**WHAT IS ASKED:**
Reproduce all the lines below exactly and omit the images.

--- Begin ---

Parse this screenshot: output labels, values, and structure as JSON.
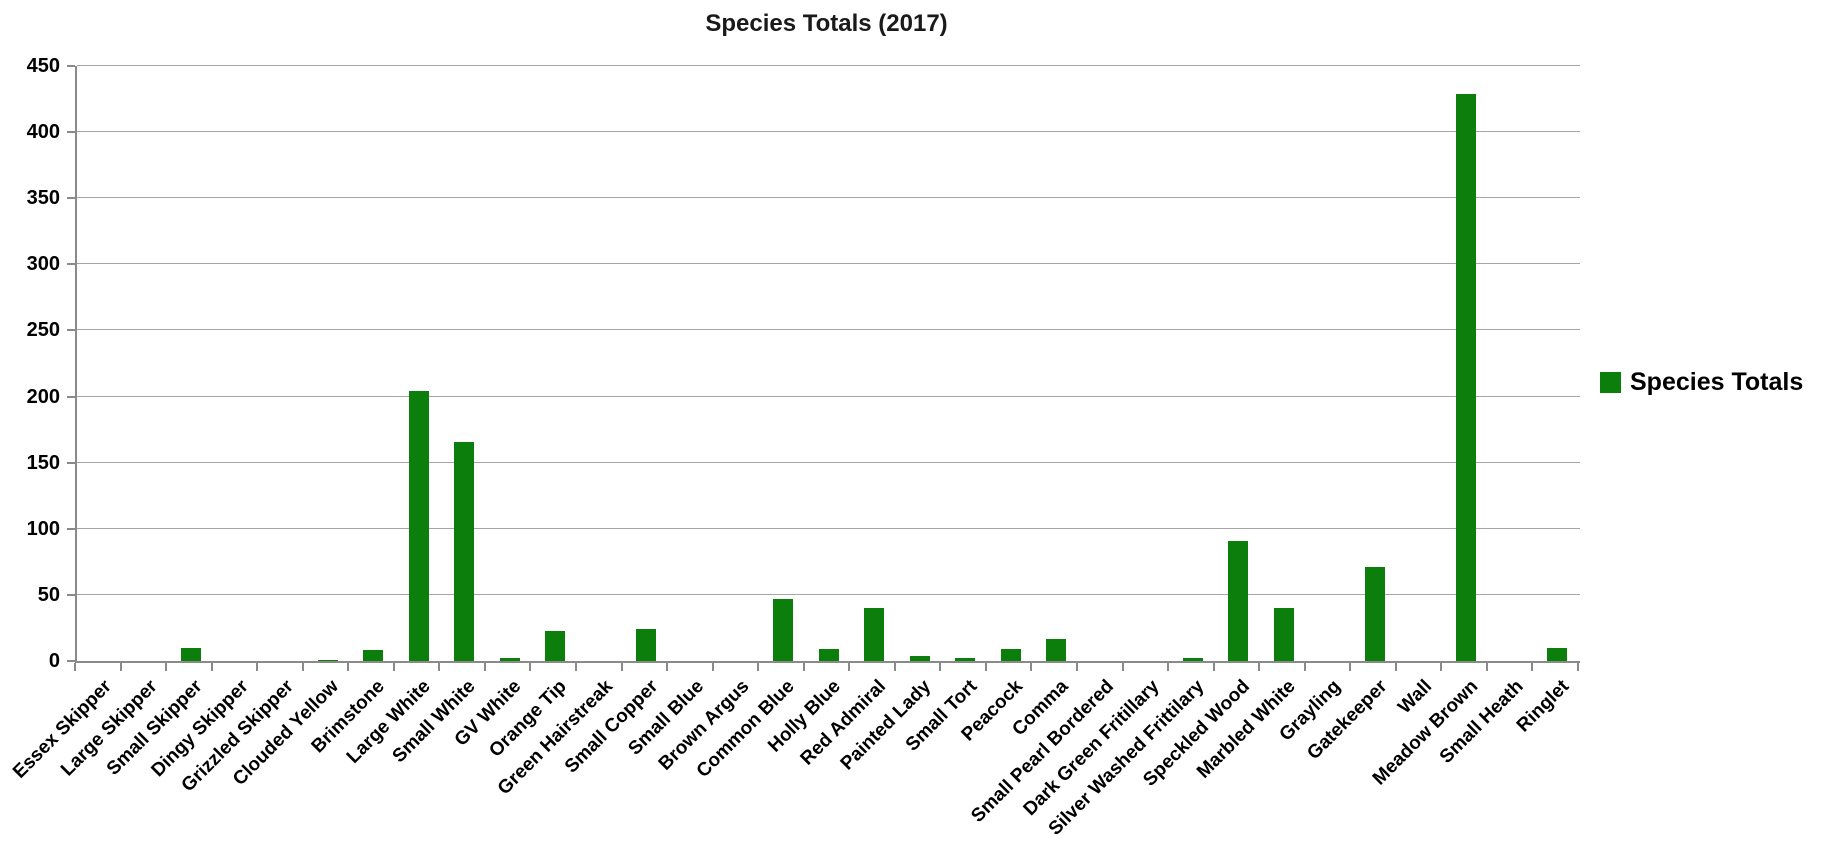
{
  "title": "Species Totals (2017)",
  "legend": {
    "label": "Species Totals"
  },
  "colors": {
    "bar": "#0b7e0b",
    "gridline": "#a6a6a6",
    "axis": "#8a8a8a",
    "text": "#000000"
  },
  "chart_data": {
    "type": "bar",
    "title": "Species Totals (2017)",
    "series_name": "Species Totals",
    "categories": [
      "Essex Skipper",
      "Large Skipper",
      "Small Skipper",
      "Dingy Skipper",
      "Grizzled Skipper",
      "Clouded Yellow",
      "Brimstone",
      "Large White",
      "Small White",
      "GV White",
      "Orange Tip",
      "Green Hairstreak",
      "Small Copper",
      "Small Blue",
      "Brown Argus",
      "Common Blue",
      "Holly Blue",
      "Red Admiral",
      "Painted Lady",
      "Small Tort",
      "Peacock",
      "Comma",
      "Small Pearl Bordered",
      "Dark Green Fritillary",
      "Silver Washed Frittilary",
      "Speckled Wood",
      "Marbled White",
      "Grayling",
      "Gatekeeper",
      "Wall",
      "Meadow Brown",
      "Small Heath",
      "Ringlet"
    ],
    "values": [
      0,
      0,
      10,
      0,
      0,
      1,
      8,
      204,
      166,
      2,
      23,
      0,
      24,
      0,
      0,
      47,
      9,
      40,
      4,
      2,
      9,
      17,
      0,
      0,
      2,
      91,
      40,
      0,
      71,
      0,
      429,
      0,
      10
    ],
    "xlabel": "",
    "ylabel": "",
    "ylim": [
      0,
      450
    ],
    "y_ticks": [
      0,
      50,
      100,
      150,
      200,
      250,
      300,
      350,
      400,
      450
    ],
    "grid": true,
    "legend_position": "right",
    "bar_color": "#0b7e0b"
  }
}
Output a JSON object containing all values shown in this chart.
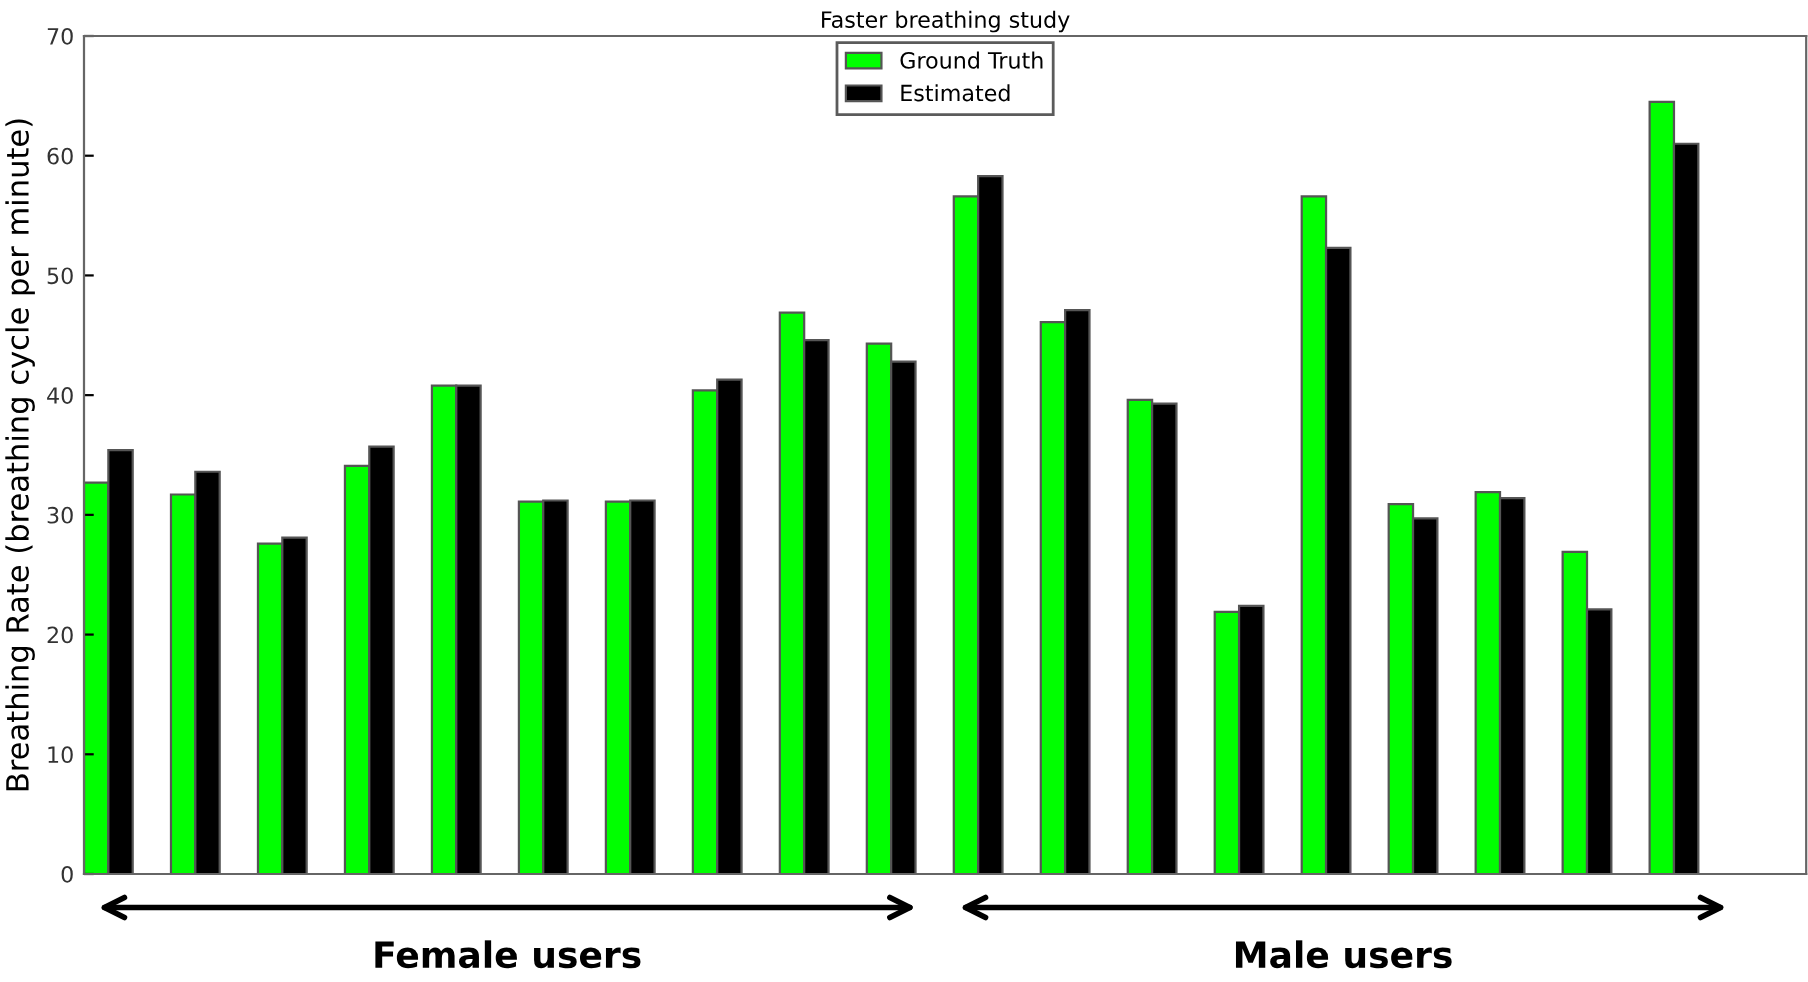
{
  "chart_data": {
    "type": "bar",
    "title": "Faster breathing study",
    "ylabel": "Breathing Rate (breathing cycle per minute)",
    "categories": [
      null,
      null,
      null,
      null,
      null,
      null,
      null,
      null,
      null,
      null,
      null,
      null,
      null,
      null,
      null,
      null,
      null,
      null,
      null
    ],
    "series": [
      {
        "name": "Ground Truth",
        "color": "#00ff00",
        "values": [
          32.7,
          31.7,
          27.6,
          34.1,
          40.8,
          31.1,
          31.1,
          40.4,
          46.9,
          44.3,
          56.6,
          46.1,
          39.6,
          21.9,
          56.6,
          30.9,
          31.9,
          26.9,
          64.5
        ]
      },
      {
        "name": "Estimated",
        "color": "#000000",
        "values": [
          35.4,
          33.6,
          28.1,
          35.7,
          40.8,
          31.2,
          31.2,
          41.3,
          44.6,
          42.8,
          58.3,
          47.1,
          39.3,
          22.4,
          52.3,
          29.7,
          31.4,
          22.1,
          61.0
        ]
      }
    ],
    "ylim": [
      0,
      70
    ],
    "yticks": [
      0,
      10,
      20,
      30,
      40,
      50,
      60,
      70
    ],
    "grid": false,
    "legend": "top",
    "annotations": [
      "Female users",
      "Male users"
    ]
  }
}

--- End ---

**TASK OUTPUT:**
Parse this screenshot: output labels, values, and structure as JSON.
{
  "title": "Species Totals (2017)",
  "legend": {
    "label": "Species Totals"
  },
  "colors": {
    "bar": "#0b7e0b",
    "gridline": "#a6a6a6",
    "axis": "#8a8a8a",
    "text": "#000000"
  },
  "chart_data": {
    "type": "bar",
    "title": "Species Totals (2017)",
    "series_name": "Species Totals",
    "categories": [
      "Essex Skipper",
      "Large Skipper",
      "Small Skipper",
      "Dingy Skipper",
      "Grizzled Skipper",
      "Clouded Yellow",
      "Brimstone",
      "Large White",
      "Small White",
      "GV White",
      "Orange Tip",
      "Green Hairstreak",
      "Small Copper",
      "Small Blue",
      "Brown Argus",
      "Common Blue",
      "Holly Blue",
      "Red Admiral",
      "Painted Lady",
      "Small Tort",
      "Peacock",
      "Comma",
      "Small Pearl Bordered",
      "Dark Green Fritillary",
      "Silver Washed Frittilary",
      "Speckled Wood",
      "Marbled White",
      "Grayling",
      "Gatekeeper",
      "Wall",
      "Meadow Brown",
      "Small Heath",
      "Ringlet"
    ],
    "values": [
      0,
      0,
      10,
      0,
      0,
      1,
      8,
      204,
      166,
      2,
      23,
      0,
      24,
      0,
      0,
      47,
      9,
      40,
      4,
      2,
      9,
      17,
      0,
      0,
      2,
      91,
      40,
      0,
      71,
      0,
      429,
      0,
      10
    ],
    "xlabel": "",
    "ylabel": "",
    "ylim": [
      0,
      450
    ],
    "y_ticks": [
      0,
      50,
      100,
      150,
      200,
      250,
      300,
      350,
      400,
      450
    ],
    "grid": true,
    "legend_position": "right",
    "bar_color": "#0b7e0b"
  }
}
Output a JSON object containing all values shown in this chart.
{
  "chart_data": {
    "type": "bar",
    "title": "Faster breathing study",
    "ylabel": "Breathing Rate (breathing cycle per minute)",
    "categories": [
      null,
      null,
      null,
      null,
      null,
      null,
      null,
      null,
      null,
      null,
      null,
      null,
      null,
      null,
      null,
      null,
      null,
      null,
      null
    ],
    "series": [
      {
        "name": "Ground Truth",
        "color": "#00ff00",
        "values": [
          32.7,
          31.7,
          27.6,
          34.1,
          40.8,
          31.1,
          31.1,
          40.4,
          46.9,
          44.3,
          56.6,
          46.1,
          39.6,
          21.9,
          56.6,
          30.9,
          31.9,
          26.9,
          64.5
        ]
      },
      {
        "name": "Estimated",
        "color": "#000000",
        "values": [
          35.4,
          33.6,
          28.1,
          35.7,
          40.8,
          31.2,
          31.2,
          41.3,
          44.6,
          42.8,
          58.3,
          47.1,
          39.3,
          22.4,
          52.3,
          29.7,
          31.4,
          22.1,
          61.0
        ]
      }
    ],
    "ylim": [
      0,
      70
    ],
    "yticks": [
      0,
      10,
      20,
      30,
      40,
      50,
      60,
      70
    ],
    "grid": false,
    "legend": "top",
    "annotations": [
      "Female users",
      "Male users"
    ]
  }
}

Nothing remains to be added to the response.